**** TEXT EXCERPT ****

In September 2021, these households paid 67% less for gas than the average, and 29% less for their electricity. Pensioners, single-parent families experiencing financial difficulties, and anyone with a gross annual income of €20,000 or less are all eligible, and beneficiaries last year had their bills slashed by at least €720. Many more saw their bills slashed further as a result of additional regional measures.
The social tariff discount is set every three months by the Commission for Electricity and Gas Regulation. It is set below the lowest-priced commercial tariff offered by energy suppliers. But a further price cap for the tariff is set where the electricity price would be more than 10% higher than the tariff of the previous period, or 15% for gas. Yet another cap is introduced if the tariff is 20% higher than the average for the last year, or 25% for gas.
Crucially, every eligible household pays the same, regardless of energy provider or network manager, and it is granted automatically using administrative data held by government. Only a small number of households have to actively apply for it.
For those who lose entitlement to the tariff, the regulator offers them a choice of their old energy contract, or the cheapest commercial fixed-price or variable-price deal. Suppliers are required to give a notice period for when this happens to allow people to plan for it. If the customer doesn’t choose in time, they are defaulted on to the cheapest deal.
Belgium’s Centres Publics D’Action Sociale (public social services centres, CPAS) are available and funded to help consumers who are struggling with bills even if they do not qualify for the social tariff. The funding of the social tariff doesn’t take priority over energy-efficiency measures in the country, and measures to improve the insulation of homes are considered a key part of the fight against energy poverty.

****

* **REQUESTS**
(a) In one to three sentences, explain why, according to the passage on Belgium's social energy tariff, suppliers must give a notice period when a household loses entitlement to the tariff.
(b) Answer these questions from the passage on Belgium's social energy tariff, one answer per line, marked like the questions:
(i) Which body sets the social tariff discount, and how often?
(ii) How much higher than the previous period's tariff must the gas price be for a further price cap to apply?
(iii) What happens to a customer who loses entitlement and doesn't choose a new deal in time?
(c) Continue the passage on Belgium's social energy tariff, starting after its last sentence.
The lines after this passage have no connection to the passage on Belgium's social energy tariff.

**** COLLECTED MATERIAL ****

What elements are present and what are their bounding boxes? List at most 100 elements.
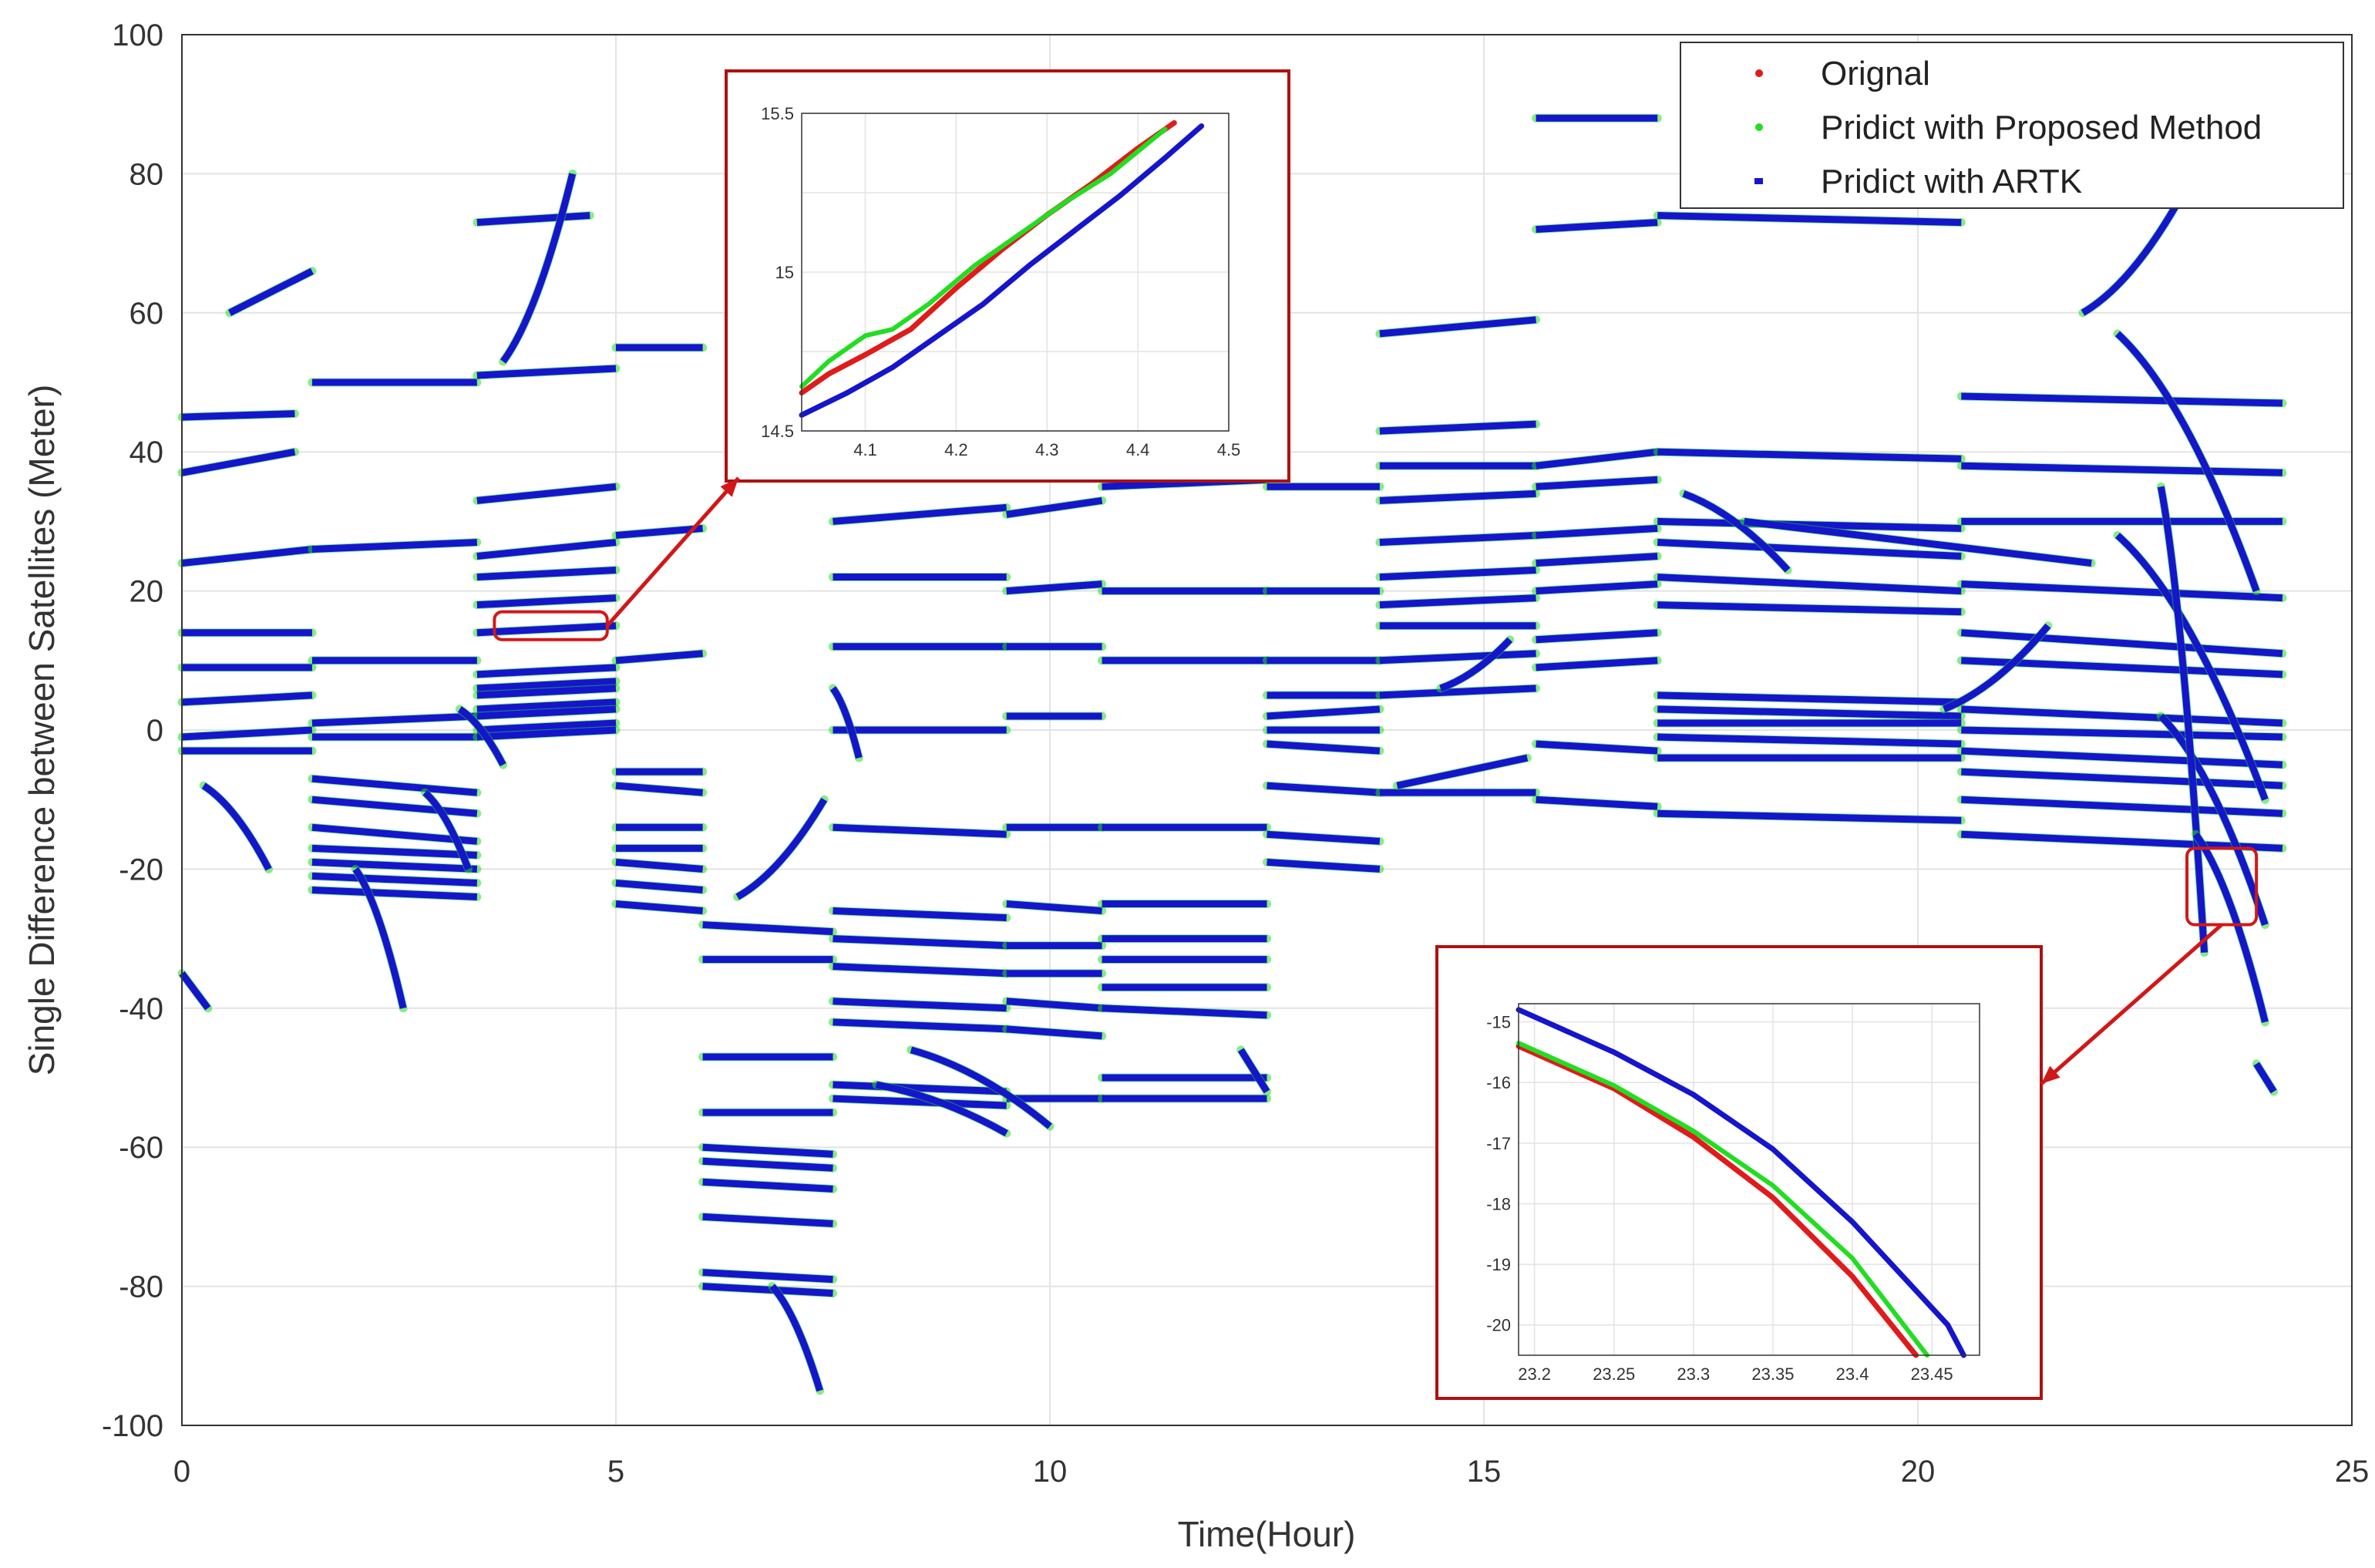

****

* **THE RESPONSES**
(a) Suppliers must give a notice period so that people can plan for losing the tariff. During that time they can choose between their old energy contract and the cheapest commercial fixed-price or variable-price deal.

(b)
(i) The Commission for Electricity and Gas Regulation sets it every three months.
(ii) More than 15% higher.
(iii) They are defaulted on to the cheapest deal.

(c)
Even with these progressive policies, thousands still gathered in Brussels to protest at rising prices this week. Gas and electricity prices are rising across Europe and beyond, which affect all of our bills. The majority of people will be impacted by this. But a social tariff eases the pressure on those most financially vulnerable.
As in Belgium, the UK urgently needs targeted measures to curb the excessive price of bills for low-income households. These households are at the sharp end of the cost of living crisis and need additional, enhanced protections on top of those currently in place to avoid poverty and destitution.
Up to now, direct government help to ease financial pressures on British households has been evenly spread between rich and poor. Money to help address the cost of living crisis has been shared with households who do not come close to falling into fuel poverty. The big energy announcement of the new government looks set to do the same. The “energy price guarantee” freezes the cost of the average energy bill at an average of £2,500. While this slashes the cost of winter bills for everyone – both wealthy and destitute – bills will still be double what they were last year. Fuel poverty will still dramatically increase.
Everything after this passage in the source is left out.